— DIRECTION —
Take the records underneath and set them down exactly.

(Figure contents as structured data)

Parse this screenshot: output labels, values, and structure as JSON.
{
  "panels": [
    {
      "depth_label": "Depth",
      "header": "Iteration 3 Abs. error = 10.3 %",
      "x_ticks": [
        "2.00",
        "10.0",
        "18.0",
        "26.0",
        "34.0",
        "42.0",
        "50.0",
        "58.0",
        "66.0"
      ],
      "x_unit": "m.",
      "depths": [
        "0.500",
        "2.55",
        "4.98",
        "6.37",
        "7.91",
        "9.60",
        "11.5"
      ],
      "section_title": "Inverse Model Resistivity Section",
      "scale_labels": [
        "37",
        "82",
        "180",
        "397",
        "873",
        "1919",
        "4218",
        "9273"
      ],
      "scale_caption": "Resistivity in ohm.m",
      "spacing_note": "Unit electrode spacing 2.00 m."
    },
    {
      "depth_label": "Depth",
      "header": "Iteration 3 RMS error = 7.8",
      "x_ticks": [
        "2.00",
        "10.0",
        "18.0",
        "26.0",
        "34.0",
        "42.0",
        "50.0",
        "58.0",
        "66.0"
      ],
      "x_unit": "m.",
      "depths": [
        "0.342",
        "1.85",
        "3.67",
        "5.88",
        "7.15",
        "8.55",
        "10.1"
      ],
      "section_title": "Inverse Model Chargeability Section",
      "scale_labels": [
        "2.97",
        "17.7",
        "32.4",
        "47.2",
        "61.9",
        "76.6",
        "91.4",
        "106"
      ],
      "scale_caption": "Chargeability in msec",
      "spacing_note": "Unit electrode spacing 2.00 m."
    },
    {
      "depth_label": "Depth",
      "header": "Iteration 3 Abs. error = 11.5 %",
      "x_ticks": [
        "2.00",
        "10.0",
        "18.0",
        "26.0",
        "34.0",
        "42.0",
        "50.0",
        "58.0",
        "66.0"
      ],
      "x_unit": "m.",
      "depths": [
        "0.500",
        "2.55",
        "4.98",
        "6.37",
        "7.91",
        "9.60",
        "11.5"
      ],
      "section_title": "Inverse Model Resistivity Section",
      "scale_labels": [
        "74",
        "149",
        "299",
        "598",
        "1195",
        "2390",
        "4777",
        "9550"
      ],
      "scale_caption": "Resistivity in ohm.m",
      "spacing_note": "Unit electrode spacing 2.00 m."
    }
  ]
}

— WRITTEN SOLUTION —
Parse this screenshot: output labels, values, and structure as JSON.
{
  "panels": [
    {
      "depth_label": "Depth",
      "header": "Iteration 3 Abs. error = 10.3 %",
      "x_ticks": [
        "2.00",
        "10.0",
        "18.0",
        "26.0",
        "34.0",
        "42.0",
        "50.0",
        "58.0",
        "66.0"
      ],
      "x_unit": "m.",
      "depths": [
        "0.500",
        "2.55",
        "4.98",
        "6.37",
        "7.91",
        "9.60",
        "11.5"
      ],
      "section_title": "Inverse Model Resistivity Section",
      "scale_labels": [
        "37",
        "82",
        "180",
        "397",
        "873",
        "1919",
        "4218",
        "9273"
      ],
      "scale_caption": "Resistivity in ohm.m",
      "spacing_note": "Unit electrode spacing 2.00 m."
    },
    {
      "depth_label": "Depth",
      "header": "Iteration 3 RMS error = 7.8",
      "x_ticks": [
        "2.00",
        "10.0",
        "18.0",
        "26.0",
        "34.0",
        "42.0",
        "50.0",
        "58.0",
        "66.0"
      ],
      "x_unit": "m.",
      "depths": [
        "0.342",
        "1.85",
        "3.67",
        "5.88",
        "7.15",
        "8.55",
        "10.1"
      ],
      "section_title": "Inverse Model Chargeability Section",
      "scale_labels": [
        "2.97",
        "17.7",
        "32.4",
        "47.2",
        "61.9",
        "76.6",
        "91.4",
        "106"
      ],
      "scale_caption": "Chargeability in msec",
      "spacing_note": "Unit electrode spacing 2.00 m."
    },
    {
      "depth_label": "Depth",
      "header": "Iteration 3 Abs. error = 11.5 %",
      "x_ticks": [
        "2.00",
        "10.0",
        "18.0",
        "26.0",
        "34.0",
        "42.0",
        "50.0",
        "58.0",
        "66.0"
      ],
      "x_unit": "m.",
      "depths": [
        "0.500",
        "2.55",
        "4.98",
        "6.37",
        "7.91",
        "9.60",
        "11.5"
      ],
      "section_title": "Inverse Model Resistivity Section",
      "scale_labels": [
        "74",
        "149",
        "299",
        "598",
        "1195",
        "2390",
        "4777",
        "9550"
      ],
      "scale_caption": "Resistivity in ohm.m",
      "spacing_note": "Unit electrode spacing 2.00 m."
    }
  ]
}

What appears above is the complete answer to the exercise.